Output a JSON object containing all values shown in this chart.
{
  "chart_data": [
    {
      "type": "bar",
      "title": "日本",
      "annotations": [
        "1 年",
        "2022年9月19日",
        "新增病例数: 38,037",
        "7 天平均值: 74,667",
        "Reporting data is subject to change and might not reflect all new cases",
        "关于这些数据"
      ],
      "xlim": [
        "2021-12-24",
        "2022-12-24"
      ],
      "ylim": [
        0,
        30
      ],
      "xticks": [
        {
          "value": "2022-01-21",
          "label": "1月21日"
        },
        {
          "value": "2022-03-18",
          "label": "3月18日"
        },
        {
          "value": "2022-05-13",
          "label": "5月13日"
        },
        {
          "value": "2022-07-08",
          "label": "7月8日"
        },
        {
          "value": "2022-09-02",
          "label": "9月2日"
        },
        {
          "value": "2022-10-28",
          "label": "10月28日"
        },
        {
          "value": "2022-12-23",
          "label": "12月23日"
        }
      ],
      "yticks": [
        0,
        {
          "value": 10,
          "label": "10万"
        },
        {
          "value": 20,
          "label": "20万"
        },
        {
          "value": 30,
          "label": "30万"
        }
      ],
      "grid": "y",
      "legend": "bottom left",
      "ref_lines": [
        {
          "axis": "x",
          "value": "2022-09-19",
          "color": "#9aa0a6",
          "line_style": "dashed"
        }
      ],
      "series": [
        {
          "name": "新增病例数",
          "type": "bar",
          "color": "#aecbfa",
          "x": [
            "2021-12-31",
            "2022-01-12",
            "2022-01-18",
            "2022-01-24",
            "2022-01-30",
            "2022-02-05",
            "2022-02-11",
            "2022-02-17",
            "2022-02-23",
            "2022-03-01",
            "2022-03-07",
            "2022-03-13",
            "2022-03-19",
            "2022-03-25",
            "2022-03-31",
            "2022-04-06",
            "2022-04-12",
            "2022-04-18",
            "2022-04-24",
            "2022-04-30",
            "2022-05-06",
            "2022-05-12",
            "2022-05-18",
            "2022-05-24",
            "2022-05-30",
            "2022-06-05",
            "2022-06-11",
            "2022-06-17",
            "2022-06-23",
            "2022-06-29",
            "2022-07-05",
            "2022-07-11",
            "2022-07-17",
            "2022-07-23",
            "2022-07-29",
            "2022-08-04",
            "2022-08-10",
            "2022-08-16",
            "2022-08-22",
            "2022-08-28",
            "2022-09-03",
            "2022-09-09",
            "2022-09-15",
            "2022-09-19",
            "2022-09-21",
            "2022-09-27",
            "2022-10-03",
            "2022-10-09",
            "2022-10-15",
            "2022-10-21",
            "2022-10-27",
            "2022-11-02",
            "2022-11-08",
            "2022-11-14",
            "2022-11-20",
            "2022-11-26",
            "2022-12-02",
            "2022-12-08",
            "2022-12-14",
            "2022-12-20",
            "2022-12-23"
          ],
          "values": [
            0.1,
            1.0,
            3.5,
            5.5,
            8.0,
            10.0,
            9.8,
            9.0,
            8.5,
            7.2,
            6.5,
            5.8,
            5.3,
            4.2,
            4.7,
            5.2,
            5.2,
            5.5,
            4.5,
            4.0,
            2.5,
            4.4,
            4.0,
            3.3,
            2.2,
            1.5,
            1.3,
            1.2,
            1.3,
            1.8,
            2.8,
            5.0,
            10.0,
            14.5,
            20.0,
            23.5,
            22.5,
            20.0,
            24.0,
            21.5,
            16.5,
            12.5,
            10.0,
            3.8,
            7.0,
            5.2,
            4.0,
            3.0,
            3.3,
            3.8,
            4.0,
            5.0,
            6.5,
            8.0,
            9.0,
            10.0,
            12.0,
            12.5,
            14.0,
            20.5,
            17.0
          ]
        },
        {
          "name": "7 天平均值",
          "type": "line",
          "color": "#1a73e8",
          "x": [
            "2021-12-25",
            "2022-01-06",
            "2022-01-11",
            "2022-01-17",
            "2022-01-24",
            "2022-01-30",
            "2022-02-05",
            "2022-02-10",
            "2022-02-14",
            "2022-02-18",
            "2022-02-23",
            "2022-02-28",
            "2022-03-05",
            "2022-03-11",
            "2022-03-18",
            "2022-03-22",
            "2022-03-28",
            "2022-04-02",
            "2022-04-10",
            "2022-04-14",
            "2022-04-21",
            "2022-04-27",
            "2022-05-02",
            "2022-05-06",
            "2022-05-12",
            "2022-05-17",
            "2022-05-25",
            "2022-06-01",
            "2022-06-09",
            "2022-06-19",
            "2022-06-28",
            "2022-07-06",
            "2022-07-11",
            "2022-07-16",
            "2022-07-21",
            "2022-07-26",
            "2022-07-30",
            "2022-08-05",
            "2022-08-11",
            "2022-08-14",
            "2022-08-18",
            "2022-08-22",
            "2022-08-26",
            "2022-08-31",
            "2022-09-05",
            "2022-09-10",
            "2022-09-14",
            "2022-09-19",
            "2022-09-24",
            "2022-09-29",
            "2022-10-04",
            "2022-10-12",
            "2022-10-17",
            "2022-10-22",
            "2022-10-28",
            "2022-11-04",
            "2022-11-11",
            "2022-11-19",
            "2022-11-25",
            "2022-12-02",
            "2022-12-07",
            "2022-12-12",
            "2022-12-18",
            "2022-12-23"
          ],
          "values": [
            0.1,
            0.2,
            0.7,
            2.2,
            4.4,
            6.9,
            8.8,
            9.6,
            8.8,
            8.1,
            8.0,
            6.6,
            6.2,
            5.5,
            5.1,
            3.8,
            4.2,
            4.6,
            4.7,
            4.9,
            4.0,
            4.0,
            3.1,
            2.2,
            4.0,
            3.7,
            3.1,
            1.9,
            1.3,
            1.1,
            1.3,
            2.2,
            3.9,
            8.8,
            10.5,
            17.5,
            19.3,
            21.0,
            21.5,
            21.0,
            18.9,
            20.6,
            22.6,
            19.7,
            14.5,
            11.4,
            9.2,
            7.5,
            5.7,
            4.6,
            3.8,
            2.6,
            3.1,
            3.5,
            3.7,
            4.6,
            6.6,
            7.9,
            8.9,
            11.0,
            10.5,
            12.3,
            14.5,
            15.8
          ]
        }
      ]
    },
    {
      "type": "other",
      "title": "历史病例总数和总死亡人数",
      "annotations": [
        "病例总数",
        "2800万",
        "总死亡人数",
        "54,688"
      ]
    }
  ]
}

-.-.-

* TO BE DONE:
Tell how many lines in the material contain the word "color". Only the number is wanted.

* TASK RESULT:
3